Exercise requirements:
Copy out each line that mentions the word "너희에게".

Exercise input:
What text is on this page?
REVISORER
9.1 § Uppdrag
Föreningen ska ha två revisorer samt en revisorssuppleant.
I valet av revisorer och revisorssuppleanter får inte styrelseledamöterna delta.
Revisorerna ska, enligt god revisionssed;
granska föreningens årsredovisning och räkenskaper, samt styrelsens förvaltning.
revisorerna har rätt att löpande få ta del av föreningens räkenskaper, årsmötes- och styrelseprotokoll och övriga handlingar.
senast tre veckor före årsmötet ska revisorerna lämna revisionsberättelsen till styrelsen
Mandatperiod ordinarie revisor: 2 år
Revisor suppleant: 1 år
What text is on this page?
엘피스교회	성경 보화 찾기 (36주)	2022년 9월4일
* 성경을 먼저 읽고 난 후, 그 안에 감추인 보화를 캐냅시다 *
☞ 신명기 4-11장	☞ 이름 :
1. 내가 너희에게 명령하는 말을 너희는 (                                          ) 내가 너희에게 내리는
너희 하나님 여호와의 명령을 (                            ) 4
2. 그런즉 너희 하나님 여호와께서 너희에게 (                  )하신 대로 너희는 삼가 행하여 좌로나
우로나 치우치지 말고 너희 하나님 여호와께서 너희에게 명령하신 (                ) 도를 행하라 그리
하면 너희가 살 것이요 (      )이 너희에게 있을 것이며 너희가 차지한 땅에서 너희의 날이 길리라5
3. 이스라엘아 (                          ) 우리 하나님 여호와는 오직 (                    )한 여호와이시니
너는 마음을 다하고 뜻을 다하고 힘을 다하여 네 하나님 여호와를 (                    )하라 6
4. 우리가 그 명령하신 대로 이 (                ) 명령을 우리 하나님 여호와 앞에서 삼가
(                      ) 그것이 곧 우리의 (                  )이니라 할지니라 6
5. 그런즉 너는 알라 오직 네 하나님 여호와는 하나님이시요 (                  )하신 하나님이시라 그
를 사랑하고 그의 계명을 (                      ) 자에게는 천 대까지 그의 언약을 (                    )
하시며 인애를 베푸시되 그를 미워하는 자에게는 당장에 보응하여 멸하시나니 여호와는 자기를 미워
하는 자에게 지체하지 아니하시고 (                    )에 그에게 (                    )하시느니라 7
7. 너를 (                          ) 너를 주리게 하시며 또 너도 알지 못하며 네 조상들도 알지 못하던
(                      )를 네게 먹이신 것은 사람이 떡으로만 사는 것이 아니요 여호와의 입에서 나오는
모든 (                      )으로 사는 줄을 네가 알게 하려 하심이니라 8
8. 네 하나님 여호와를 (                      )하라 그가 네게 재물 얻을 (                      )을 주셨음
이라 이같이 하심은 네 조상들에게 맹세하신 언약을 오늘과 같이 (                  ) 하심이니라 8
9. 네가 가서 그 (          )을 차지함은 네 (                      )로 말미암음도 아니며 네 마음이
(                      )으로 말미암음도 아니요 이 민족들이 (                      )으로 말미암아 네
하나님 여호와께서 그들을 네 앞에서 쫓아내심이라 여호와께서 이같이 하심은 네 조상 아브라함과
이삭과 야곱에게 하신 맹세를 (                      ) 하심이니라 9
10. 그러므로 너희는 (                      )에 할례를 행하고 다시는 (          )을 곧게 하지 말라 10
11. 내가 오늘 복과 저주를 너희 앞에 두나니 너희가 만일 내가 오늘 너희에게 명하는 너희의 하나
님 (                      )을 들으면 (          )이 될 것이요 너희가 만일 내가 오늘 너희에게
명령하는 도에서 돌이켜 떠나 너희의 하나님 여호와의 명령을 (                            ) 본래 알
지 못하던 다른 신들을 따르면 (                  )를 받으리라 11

Final answer:
1. 내가 너희에게 명령하는 말을 너희는 (                                          ) 내가 너희에게 내리는
2. 그런즉 너희 하나님 여호와께서 너희에게 (                  )하신 대로 너희는 삼가 행하여 좌로나
우로나 치우치지 말고 너희 하나님 여호와께서 너희에게 명령하신 (                ) 도를 행하라 그리
하면 너희가 살 것이요 (      )이 너희에게 있을 것이며 너희가 차지한 땅에서 너희의 날이 길리라5
11. 내가 오늘 복과 저주를 너희 앞에 두나니 너희가 만일 내가 오늘 너희에게 명하는 너희의 하나
님 (                      )을 들으면 (          )이 될 것이요 너희가 만일 내가 오늘 너희에게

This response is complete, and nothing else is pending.